*Task requirements*
Retype the entries word for word, starting with the first line and stopping after the line that contains "gold rule [33, 754, 333, 756]".
— START Recorded data —
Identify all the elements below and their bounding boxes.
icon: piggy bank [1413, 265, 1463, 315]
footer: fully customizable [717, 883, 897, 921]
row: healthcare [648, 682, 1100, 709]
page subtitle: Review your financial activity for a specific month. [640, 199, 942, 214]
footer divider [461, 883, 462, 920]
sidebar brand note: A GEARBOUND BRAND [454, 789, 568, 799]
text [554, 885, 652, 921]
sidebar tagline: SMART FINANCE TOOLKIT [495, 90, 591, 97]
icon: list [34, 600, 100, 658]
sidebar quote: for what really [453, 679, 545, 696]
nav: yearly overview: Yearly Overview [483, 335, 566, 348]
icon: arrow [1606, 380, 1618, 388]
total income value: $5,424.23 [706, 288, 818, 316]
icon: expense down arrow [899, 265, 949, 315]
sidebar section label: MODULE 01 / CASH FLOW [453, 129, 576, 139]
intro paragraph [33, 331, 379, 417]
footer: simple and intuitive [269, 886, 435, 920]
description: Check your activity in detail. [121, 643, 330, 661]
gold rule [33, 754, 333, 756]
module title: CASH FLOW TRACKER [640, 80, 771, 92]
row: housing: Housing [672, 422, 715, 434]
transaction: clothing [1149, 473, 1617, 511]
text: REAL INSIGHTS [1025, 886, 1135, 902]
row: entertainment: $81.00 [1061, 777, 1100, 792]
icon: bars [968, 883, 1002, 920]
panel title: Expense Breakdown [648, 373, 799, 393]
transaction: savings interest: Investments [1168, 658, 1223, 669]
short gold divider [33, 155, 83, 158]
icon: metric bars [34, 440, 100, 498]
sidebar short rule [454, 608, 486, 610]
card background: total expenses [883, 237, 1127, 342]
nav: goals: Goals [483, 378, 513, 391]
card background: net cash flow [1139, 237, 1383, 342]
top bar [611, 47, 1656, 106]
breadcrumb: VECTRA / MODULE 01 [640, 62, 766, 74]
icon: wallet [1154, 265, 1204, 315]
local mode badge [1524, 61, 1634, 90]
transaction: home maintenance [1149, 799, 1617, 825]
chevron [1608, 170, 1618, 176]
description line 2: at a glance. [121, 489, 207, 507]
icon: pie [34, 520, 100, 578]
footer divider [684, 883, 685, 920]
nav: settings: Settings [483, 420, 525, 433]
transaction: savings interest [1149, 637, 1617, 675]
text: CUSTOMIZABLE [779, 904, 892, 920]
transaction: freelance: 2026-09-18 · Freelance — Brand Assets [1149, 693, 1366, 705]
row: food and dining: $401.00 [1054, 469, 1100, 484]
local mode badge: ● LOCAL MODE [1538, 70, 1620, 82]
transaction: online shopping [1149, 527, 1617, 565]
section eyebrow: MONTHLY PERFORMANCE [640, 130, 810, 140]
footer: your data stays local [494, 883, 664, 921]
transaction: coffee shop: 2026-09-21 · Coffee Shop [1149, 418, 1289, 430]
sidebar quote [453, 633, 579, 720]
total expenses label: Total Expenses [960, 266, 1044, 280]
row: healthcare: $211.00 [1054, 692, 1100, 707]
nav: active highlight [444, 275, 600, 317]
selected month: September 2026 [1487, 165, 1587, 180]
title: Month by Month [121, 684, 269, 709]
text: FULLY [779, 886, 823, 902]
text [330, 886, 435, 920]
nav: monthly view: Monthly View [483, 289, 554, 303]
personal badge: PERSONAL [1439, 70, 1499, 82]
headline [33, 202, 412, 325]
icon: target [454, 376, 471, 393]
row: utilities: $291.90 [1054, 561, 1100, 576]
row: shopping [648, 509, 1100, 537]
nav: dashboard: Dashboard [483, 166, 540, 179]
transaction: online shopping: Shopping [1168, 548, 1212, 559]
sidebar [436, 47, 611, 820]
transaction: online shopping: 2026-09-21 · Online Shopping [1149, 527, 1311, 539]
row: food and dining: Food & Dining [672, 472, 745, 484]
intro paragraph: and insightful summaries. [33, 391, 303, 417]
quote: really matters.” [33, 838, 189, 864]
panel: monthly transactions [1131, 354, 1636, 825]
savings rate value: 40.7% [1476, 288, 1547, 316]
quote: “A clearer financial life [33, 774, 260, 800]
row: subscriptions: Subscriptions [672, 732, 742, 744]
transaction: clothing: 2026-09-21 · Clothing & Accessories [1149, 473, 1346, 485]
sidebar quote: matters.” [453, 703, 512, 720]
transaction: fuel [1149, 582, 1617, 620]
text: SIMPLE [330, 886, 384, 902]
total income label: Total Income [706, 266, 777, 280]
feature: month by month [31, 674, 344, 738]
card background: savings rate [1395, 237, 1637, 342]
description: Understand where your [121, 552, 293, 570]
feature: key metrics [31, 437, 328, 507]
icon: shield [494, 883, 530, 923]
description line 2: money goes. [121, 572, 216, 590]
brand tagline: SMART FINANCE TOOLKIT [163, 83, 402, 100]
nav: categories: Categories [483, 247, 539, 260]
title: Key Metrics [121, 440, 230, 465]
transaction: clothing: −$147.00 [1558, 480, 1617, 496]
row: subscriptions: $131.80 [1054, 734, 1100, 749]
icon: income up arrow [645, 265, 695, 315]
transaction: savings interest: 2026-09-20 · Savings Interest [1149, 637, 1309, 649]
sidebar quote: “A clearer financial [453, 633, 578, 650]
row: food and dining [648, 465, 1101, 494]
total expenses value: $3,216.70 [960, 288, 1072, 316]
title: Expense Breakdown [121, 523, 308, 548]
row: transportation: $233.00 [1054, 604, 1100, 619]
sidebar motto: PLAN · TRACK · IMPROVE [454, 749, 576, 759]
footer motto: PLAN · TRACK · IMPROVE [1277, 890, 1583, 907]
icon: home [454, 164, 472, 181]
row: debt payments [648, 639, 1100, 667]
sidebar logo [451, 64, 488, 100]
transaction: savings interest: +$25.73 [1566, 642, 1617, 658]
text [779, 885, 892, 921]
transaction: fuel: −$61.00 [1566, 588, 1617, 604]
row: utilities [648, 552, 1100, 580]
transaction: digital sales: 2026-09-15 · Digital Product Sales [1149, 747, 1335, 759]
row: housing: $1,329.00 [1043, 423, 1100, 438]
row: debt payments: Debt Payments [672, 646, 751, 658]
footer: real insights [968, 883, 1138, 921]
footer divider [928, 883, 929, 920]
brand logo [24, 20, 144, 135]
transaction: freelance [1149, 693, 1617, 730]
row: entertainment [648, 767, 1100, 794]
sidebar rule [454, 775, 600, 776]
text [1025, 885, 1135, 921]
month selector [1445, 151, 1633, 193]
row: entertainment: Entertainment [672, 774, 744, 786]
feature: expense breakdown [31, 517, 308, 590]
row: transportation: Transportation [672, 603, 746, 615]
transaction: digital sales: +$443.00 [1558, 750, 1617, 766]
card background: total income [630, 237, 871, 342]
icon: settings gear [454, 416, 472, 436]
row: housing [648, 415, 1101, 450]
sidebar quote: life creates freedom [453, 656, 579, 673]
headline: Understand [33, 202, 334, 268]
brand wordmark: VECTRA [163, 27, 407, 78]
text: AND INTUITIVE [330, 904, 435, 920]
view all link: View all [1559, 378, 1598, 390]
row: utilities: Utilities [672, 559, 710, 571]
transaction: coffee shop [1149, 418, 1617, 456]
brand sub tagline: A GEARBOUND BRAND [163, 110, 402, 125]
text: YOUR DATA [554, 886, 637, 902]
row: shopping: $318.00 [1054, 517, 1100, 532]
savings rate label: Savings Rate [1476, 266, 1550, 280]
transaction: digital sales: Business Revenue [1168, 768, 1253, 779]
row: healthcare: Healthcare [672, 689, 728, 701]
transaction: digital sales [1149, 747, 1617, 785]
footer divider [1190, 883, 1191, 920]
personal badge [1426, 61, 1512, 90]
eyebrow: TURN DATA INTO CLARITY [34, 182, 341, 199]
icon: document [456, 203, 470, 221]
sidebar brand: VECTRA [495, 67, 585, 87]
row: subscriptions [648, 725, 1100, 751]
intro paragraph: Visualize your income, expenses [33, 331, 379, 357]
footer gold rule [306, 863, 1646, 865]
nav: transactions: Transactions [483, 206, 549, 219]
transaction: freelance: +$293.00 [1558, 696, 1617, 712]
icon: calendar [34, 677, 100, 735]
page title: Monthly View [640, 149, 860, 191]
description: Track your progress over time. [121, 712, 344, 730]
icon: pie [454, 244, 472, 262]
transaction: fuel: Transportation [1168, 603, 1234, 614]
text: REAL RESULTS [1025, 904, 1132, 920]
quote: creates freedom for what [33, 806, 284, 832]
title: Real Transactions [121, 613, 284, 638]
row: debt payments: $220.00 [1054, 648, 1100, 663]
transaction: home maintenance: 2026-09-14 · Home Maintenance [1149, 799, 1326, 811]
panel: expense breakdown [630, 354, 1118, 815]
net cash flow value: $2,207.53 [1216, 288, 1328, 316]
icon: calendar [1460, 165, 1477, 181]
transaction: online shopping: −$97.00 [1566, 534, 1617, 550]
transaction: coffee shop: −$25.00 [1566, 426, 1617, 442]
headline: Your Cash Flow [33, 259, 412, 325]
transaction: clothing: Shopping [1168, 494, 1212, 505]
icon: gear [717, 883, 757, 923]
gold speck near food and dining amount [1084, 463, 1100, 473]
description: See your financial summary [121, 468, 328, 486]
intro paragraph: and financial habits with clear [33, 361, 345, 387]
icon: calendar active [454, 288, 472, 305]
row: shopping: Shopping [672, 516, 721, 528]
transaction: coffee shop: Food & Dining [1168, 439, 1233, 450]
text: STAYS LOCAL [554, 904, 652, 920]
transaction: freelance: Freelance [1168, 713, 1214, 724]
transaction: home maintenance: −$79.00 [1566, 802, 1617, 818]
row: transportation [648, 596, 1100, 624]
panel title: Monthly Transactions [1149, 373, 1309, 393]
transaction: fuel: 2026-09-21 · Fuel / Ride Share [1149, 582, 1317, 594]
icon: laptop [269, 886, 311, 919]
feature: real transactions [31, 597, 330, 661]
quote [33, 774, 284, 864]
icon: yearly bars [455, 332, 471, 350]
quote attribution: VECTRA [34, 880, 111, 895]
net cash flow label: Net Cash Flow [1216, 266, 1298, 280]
— END Recorded data —
*Reply to the exercise*
Identify all the elements below and their bounding boxes.
icon: piggy bank [1413, 265, 1463, 315]
footer: fully customizable [717, 883, 897, 921]
row: healthcare [648, 682, 1100, 709]
page subtitle: Review your financial activity for a specific month. [640, 199, 942, 214]
footer divider [461, 883, 462, 920]
sidebar brand note: A GEARBOUND BRAND [454, 789, 568, 799]
text [554, 885, 652, 921]
sidebar tagline: SMART FINANCE TOOLKIT [495, 90, 591, 97]
icon: list [34, 600, 100, 658]
sidebar quote: for what really [453, 679, 545, 696]
nav: yearly overview: Yearly Overview [483, 335, 566, 348]
icon: arrow [1606, 380, 1618, 388]
total income value: $5,424.23 [706, 288, 818, 316]
icon: expense down arrow [899, 265, 949, 315]
sidebar section label: MODULE 01 / CASH FLOW [453, 129, 576, 139]
intro paragraph [33, 331, 379, 417]
footer: simple and intuitive [269, 886, 435, 920]
description: Check your activity in detail. [121, 643, 330, 661]
gold rule [33, 754, 333, 756]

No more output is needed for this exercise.